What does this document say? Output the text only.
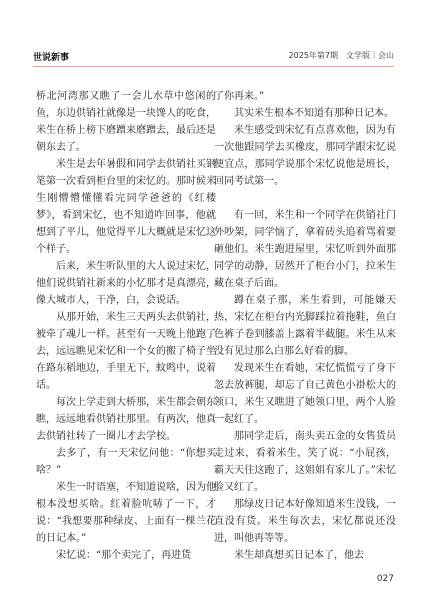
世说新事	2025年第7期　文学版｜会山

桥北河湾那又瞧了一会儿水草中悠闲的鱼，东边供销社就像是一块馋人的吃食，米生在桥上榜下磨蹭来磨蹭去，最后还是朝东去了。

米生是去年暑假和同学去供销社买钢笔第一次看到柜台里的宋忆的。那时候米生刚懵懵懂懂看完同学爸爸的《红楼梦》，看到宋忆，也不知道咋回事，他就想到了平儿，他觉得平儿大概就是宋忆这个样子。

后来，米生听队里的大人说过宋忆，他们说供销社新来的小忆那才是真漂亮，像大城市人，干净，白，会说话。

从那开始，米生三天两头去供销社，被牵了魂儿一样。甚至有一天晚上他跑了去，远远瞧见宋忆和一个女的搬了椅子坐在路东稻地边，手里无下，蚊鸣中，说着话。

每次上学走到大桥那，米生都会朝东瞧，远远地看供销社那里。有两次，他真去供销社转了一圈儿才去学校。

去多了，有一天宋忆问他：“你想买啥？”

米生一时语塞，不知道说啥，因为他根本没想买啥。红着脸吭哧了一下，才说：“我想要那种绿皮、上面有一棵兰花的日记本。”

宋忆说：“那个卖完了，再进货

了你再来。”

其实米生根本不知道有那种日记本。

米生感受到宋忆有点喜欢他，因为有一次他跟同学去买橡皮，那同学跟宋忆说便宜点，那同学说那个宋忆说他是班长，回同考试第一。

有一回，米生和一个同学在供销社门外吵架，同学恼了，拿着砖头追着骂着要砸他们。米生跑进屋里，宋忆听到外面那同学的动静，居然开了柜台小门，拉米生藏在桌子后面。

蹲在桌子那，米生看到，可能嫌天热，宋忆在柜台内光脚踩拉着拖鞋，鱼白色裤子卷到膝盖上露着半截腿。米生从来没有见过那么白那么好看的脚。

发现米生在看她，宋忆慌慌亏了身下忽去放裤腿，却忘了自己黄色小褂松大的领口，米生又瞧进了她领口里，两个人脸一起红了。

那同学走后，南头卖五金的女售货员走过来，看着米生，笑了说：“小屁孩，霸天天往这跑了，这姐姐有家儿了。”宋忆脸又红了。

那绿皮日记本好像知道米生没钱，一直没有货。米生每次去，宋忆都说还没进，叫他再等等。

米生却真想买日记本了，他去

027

++++++++

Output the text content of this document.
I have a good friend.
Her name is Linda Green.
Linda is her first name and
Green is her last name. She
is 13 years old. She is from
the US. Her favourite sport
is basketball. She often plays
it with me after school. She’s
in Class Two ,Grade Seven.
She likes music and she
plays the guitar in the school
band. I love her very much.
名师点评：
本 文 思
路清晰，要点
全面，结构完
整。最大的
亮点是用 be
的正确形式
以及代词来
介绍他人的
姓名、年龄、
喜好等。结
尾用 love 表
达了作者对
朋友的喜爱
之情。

++++++++

*Aim of the task*. Examine the data above and state how many of its lines contain the word "Green", with no further remarks.

*Result for this exercise*. 2